A run of records |
[start]
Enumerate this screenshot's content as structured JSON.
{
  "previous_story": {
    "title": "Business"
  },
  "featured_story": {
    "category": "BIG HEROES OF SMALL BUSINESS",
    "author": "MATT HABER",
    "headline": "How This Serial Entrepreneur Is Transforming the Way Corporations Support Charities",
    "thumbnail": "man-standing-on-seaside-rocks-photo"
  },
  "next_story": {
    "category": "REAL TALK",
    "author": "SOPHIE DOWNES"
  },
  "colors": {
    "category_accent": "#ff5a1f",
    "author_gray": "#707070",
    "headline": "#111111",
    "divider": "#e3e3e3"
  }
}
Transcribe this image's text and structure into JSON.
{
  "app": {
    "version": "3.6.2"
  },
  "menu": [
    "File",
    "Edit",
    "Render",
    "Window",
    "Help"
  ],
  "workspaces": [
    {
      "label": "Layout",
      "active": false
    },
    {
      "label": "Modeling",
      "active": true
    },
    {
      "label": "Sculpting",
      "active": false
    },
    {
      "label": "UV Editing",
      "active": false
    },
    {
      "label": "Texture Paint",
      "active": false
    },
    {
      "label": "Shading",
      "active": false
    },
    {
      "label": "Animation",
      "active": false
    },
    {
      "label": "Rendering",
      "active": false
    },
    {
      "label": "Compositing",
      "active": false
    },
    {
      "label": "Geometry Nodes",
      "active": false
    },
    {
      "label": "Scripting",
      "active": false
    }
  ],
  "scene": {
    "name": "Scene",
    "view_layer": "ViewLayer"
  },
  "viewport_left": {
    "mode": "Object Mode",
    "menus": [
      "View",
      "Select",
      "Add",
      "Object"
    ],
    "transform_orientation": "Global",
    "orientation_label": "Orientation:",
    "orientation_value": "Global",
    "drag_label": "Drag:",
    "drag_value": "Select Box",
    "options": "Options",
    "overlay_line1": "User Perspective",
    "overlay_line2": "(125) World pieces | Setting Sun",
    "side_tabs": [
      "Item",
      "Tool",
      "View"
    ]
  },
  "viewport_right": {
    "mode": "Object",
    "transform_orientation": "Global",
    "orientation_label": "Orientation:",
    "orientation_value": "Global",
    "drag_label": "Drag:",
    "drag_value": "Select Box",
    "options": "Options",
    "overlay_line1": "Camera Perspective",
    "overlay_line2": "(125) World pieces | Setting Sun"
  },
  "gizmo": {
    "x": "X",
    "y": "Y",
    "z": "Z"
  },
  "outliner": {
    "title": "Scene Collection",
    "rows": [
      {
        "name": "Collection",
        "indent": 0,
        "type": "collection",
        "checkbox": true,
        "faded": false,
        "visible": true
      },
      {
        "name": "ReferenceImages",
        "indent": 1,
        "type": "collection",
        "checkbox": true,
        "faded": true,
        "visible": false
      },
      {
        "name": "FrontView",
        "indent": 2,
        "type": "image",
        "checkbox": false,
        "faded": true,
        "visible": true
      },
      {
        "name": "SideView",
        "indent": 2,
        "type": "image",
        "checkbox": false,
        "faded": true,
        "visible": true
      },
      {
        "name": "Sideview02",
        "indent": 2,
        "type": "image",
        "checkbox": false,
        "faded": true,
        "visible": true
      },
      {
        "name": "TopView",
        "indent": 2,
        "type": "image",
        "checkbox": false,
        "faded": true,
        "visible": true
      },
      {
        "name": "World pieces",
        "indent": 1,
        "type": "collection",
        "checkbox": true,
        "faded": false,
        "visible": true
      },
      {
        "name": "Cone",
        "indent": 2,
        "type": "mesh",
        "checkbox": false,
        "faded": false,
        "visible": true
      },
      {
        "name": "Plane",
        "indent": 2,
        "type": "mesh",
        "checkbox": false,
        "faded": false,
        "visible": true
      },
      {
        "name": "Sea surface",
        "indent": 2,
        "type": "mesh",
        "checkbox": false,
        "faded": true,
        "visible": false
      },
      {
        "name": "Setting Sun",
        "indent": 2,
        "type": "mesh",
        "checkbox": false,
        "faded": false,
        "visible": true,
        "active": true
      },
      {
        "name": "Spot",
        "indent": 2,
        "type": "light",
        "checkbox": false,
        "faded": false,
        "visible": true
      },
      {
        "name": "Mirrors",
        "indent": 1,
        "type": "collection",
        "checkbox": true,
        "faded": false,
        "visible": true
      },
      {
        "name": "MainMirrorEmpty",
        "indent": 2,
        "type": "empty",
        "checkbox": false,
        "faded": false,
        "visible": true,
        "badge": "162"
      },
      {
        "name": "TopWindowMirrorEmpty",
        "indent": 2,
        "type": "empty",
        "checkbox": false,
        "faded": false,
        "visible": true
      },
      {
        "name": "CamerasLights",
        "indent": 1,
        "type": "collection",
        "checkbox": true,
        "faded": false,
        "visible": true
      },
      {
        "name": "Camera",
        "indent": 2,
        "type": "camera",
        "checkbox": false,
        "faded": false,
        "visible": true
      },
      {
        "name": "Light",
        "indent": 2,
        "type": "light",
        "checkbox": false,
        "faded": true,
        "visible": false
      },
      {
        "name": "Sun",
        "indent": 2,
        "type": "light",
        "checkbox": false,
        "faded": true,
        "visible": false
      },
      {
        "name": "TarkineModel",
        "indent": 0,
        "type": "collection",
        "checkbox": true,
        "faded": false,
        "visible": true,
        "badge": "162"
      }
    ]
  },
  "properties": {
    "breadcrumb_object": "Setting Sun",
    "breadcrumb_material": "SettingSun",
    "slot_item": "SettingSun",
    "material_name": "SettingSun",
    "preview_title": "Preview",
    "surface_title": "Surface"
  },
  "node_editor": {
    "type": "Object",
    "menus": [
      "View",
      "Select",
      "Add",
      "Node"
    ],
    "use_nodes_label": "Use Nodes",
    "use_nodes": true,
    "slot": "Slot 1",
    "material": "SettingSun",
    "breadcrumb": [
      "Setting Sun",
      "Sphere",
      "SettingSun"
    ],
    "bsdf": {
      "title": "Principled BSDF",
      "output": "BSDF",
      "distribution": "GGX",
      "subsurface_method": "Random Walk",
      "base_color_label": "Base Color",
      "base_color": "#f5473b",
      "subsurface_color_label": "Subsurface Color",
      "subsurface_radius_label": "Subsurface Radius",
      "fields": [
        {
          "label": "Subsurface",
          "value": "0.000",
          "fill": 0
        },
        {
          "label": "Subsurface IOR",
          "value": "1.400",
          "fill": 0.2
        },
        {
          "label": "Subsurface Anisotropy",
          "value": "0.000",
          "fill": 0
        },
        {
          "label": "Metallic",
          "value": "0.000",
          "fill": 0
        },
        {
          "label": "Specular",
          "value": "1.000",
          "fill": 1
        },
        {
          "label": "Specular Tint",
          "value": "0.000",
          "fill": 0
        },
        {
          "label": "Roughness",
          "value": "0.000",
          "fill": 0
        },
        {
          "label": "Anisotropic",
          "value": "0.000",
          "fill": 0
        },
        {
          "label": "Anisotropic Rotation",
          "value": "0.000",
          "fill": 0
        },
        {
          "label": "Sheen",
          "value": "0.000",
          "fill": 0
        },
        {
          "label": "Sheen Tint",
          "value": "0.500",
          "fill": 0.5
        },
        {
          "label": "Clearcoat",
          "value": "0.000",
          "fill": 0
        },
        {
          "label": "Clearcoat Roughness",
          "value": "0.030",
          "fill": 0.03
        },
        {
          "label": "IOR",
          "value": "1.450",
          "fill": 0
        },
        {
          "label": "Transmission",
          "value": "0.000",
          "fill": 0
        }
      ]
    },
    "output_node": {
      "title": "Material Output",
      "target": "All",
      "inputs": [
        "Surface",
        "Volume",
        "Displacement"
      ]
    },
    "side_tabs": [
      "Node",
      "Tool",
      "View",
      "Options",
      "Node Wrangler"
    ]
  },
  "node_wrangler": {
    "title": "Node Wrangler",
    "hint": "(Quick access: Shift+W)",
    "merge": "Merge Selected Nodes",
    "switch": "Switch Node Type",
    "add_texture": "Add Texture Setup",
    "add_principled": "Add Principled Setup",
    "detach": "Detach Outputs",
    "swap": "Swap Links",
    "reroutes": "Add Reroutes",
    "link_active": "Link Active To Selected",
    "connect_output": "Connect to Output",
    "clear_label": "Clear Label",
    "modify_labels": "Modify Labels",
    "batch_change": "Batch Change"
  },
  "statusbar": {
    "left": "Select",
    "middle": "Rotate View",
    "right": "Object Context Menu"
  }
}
[end]
Task brief |
Where a line in the entries holds the word "Perspective", copy that line.

Written reply |
    "overlay_line1": "User Perspective",
    "overlay_line1": "Camera Perspective",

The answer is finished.